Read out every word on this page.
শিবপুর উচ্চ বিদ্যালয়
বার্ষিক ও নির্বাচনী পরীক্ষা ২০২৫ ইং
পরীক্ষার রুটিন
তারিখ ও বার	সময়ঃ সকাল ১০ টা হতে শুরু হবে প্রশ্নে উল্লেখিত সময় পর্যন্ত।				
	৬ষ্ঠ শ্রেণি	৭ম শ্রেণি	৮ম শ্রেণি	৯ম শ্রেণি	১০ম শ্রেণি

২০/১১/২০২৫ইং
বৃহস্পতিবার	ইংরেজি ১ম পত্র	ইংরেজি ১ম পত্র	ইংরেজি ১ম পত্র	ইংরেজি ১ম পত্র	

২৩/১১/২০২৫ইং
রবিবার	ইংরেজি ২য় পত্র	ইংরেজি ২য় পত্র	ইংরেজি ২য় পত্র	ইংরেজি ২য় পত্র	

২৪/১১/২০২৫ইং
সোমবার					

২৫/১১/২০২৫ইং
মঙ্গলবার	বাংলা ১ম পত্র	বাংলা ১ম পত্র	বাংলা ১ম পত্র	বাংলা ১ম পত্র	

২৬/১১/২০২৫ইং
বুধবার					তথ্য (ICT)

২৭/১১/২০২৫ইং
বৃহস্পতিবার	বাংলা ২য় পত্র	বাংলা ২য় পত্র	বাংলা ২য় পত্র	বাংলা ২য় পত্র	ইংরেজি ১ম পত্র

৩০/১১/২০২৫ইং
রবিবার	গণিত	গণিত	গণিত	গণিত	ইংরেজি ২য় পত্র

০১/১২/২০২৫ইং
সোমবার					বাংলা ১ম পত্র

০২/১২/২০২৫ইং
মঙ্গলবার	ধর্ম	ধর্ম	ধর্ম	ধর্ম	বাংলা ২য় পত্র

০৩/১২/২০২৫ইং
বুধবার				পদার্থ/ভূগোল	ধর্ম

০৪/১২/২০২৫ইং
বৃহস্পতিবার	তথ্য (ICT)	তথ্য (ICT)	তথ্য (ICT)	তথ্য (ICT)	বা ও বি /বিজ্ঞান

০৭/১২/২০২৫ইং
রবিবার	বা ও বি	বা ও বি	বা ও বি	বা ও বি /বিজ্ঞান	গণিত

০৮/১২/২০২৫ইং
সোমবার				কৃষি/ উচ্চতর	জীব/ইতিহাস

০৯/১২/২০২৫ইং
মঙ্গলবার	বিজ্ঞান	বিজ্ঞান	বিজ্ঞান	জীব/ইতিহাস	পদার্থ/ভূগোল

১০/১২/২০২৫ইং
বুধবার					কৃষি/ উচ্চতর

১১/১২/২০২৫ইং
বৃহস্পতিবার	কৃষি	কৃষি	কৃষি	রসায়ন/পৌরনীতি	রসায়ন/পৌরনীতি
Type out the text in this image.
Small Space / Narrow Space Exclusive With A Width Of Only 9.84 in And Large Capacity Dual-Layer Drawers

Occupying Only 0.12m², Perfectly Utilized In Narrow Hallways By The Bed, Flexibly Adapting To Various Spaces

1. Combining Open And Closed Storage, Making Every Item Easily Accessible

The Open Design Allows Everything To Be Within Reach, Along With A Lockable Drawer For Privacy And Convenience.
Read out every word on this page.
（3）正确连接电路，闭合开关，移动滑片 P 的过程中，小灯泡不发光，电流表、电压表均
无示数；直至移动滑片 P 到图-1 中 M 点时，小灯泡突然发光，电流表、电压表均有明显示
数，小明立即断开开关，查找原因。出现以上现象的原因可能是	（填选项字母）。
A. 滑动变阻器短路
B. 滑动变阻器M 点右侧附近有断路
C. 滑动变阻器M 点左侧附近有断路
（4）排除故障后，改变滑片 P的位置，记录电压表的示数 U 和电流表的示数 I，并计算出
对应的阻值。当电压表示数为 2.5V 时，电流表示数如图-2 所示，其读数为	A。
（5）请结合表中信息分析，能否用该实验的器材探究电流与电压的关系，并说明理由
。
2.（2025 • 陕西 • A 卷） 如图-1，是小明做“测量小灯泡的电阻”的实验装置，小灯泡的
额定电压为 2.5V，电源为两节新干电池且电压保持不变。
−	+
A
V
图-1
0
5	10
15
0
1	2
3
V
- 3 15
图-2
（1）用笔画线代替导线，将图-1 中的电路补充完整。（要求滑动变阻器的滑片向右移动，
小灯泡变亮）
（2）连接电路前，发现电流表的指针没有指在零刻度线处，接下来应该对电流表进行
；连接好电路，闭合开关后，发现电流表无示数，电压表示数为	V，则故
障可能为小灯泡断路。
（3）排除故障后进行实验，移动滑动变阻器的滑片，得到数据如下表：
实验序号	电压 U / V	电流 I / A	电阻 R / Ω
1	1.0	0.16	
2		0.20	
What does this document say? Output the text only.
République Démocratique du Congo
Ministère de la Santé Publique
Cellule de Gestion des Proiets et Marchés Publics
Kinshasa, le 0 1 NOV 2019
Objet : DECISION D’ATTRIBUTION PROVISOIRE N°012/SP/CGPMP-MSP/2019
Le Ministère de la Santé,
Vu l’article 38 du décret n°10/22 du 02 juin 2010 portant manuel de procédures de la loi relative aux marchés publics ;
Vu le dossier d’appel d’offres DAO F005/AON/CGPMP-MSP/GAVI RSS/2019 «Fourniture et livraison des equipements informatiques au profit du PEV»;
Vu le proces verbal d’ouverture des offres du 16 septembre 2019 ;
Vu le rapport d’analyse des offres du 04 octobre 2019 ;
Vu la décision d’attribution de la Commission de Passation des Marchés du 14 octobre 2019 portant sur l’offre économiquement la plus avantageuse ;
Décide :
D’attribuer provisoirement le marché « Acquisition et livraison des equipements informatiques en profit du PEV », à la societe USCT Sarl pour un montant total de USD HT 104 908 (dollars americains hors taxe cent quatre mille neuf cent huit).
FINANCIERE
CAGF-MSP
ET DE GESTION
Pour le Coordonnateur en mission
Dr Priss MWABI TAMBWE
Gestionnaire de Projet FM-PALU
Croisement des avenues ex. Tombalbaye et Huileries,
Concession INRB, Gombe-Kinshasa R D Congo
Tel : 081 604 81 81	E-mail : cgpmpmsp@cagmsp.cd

..........

Problem -
Your task is to repeat every line exactly.

Task result -
Read out every word on this page.
শিবপুর উচ্চ বিদ্যালয়
বার্ষিক ও নির্বাচনী পরীক্ষা ২০২৫ ইং
পরীক্ষার রুটিন
তারিখ ও বার	সময়ঃ সকাল ১০ টা হতে শুরু হবে প্রশ্নে উল্লেখিত সময় পর্যন্ত।				
	৬ষ্ঠ শ্রেণি	৭ম শ্রেণি	৮ম শ্রেণি	৯ম শ্রেণি	১০ম শ্রেণি

২০/১১/২০২৫ইং
বৃহস্পতিবার	ইংরেজি ১ম পত্র	ইংরেজি ১ম পত্র	ইংরেজি ১ম পত্র	ইংরেজি ১ম পত্র	

২৩/১১/২০২৫ইং
রবিবার	ইংরেজি ২য় পত্র	ইংরেজি ২য় পত্র	ইংরেজি ২য় পত্র	ইংরেজি ২য় পত্র	

২৪/১১/২০২৫ইং
সোমবার					

২৫/১১/২০২৫ইং
মঙ্গলবার	বাংলা ১ম পত্র	বাংলা ১ম পত্র	বাংলা ১ম পত্র	বাংলা ১ম পত্র	

২৬/১১/২০২৫ইং
বুধবার					তথ্য (ICT)

২৭/১১/২০২৫ইং
বৃহস্পতিবার	বাংলা ২য় পত্র	বাংলা ২য় পত্র	বাংলা ২য় পত্র	বাংলা ২য় পত্র	ইংরেজি ১ম পত্র

৩০/১১/২০২৫ইং
রবিবার	গণিত	গণিত	গণিত	গণিত	ইংরেজি ২য় পত্র

০১/১২/২০২৫ইং
সোমবার					বাংলা ১ম পত্র

০২/১২/২০২৫ইং
মঙ্গলবার	ধর্ম	ধর্ম	ধর্ম	ধর্ম	বাংলা ২য় পত্র

০৩/১২/২০২৫ইং
বুধবার				পদার্থ/ভূগোল	ধর্ম

০৪/১২/২০২৫ইং
বৃহস্পতিবার	তথ্য (ICT)	তথ্য (ICT)	তথ্য (ICT)	তথ্য (ICT)	বা ও বি /বিজ্ঞান

০৭/১২/২০২৫ইং
রবিবার	বা ও বি	বা ও বি	বা ও বি	বা ও বি /বিজ্ঞান	গণিত

০৮/১২/২০২৫ইং
সোমবার				কৃষি/ উচ্চতর	জীব/ইতিহাস

০৯/১২/২০২৫ইং
মঙ্গলবার	বিজ্ঞান	বিজ্ঞান	বিজ্ঞান	জীব/ইতিহাস	পদার্থ/ভূগোল

১০/১২/২০২৫ইং
বুধবার					কৃষি/ উচ্চতর

১১/১২/২০২৫ইং
বৃহস্পতিবার	কৃষি	কৃষি	কৃষি	রসায়ন/পৌরনীতি	রসায়ন/পৌরনীতি
Type out the text in this image.
Small Space / Narrow Space Exclusive With A Width Of Only 9.84 in And Large Capacity Dual-Layer Drawers

Occupying Only 0.12m², Perfectly Utilized In Narrow Hallways By The Bed, Flexibly Adapting To Various Spaces

1. Combining Open And Closed Storage, Making Every Item Easily Accessible

The Open Design Allows Everything To Be Within Reach, Along With A Lockable Drawer For Privacy And Convenience.
Read out every word on this page.
（3）正确连接电路，闭合开关，移动滑片 P 的过程中，小灯泡不发光，电流表、电压表均
无示数；直至移动滑片 P 到图-1 中 M 点时，小灯泡突然发光，电流表、电压表均有明显示
数，小明立即断开开关，查找原因。出现以上现象的原因可能是	（填选项字母）。
A. 滑动变阻器短路
B. 滑动变阻器M 点右侧附近有断路
C. 滑动变阻器M 点左侧附近有断路
（4）排除故障后，改变滑片 P的位置，记录电压表的示数 U 和电流表的示数 I，并计算出
对应的阻值。当电压表示数为 2.5V 时，电流表示数如图-2 所示，其读数为	A。
（5）请结合表中信息分析，能否用该实验的器材探究电流与电压的关系，并说明理由
。
2.（2025 • 陕西 • A 卷） 如图-1，是小明做“测量小灯泡的电阻”的实验装置，小灯泡的
额定电压为 2.5V，电源为两节新干电池且电压保持不变。
−	+
A
V
图-1
0
5	10
15
0
1	2
3
V
- 3 15
图-2
（1）用笔画线代替导线，将图-1 中的电路补充完整。（要求滑动变阻器的滑片向右移动，
小灯泡变亮）
（2）连接电路前，发现电流表的指针没有指在零刻度线处，接下来应该对电流表进行
；连接好电路，闭合开关后，发现电流表无示数，电压表示数为	V，则故
障可能为小灯泡断路。
（3）排除故障后进行实验，移动滑动变阻器的滑片，得到数据如下表：
实验序号	电压 U / V	电流 I / A	电阻 R / Ω
1	1.0	0.16	
2		0.20	
What does this document say? Output the text only.
République Démocratique du Congo
Ministère de la Santé Publique
Cellule de Gestion des Proiets et Marchés Publics
Kinshasa, le 0 1 NOV 2019
Objet : DECISION D’ATTRIBUTION PROVISOIRE N°012/SP/CGPMP-MSP/2019
Le Ministère de la Santé,
Vu l’article 38 du décret n°10/22 du 02 juin 2010 portant manuel de procédures de la loi relative aux marchés publics ;
Vu le dossier d’appel d’offres DAO F005/AON/CGPMP-MSP/GAVI RSS/2019 «Fourniture et livraison des equipements informatiques au profit du PEV»;
Vu le proces verbal d’ouverture des offres du 16 septembre 2019 ;
Vu le rapport d’analyse des offres du 04 octobre 2019 ;
Vu la décision d’attribution de la Commission de Passation des Marchés du 14 octobre 2019 portant sur l’offre économiquement la plus avantageuse ;
Décide :
D’attribuer provisoirement le marché « Acquisition et livraison des equipements informatiques en profit du PEV », à la societe USCT Sarl pour un montant total de USD HT 104 908 (dollars americains hors taxe cent quatre mille neuf cent huit).
FINANCIERE
CAGF-MSP
ET DE GESTION
Pour le Coordonnateur en mission
Dr Priss MWABI TAMBWE
Gestionnaire de Projet FM-PALU
Croisement des avenues ex. Tombalbaye et Huileries,
Concession INRB, Gombe-Kinshasa R D Congo
Tel : 081 604 81 81	E-mail : cgpmpmsp@cagmsp.cd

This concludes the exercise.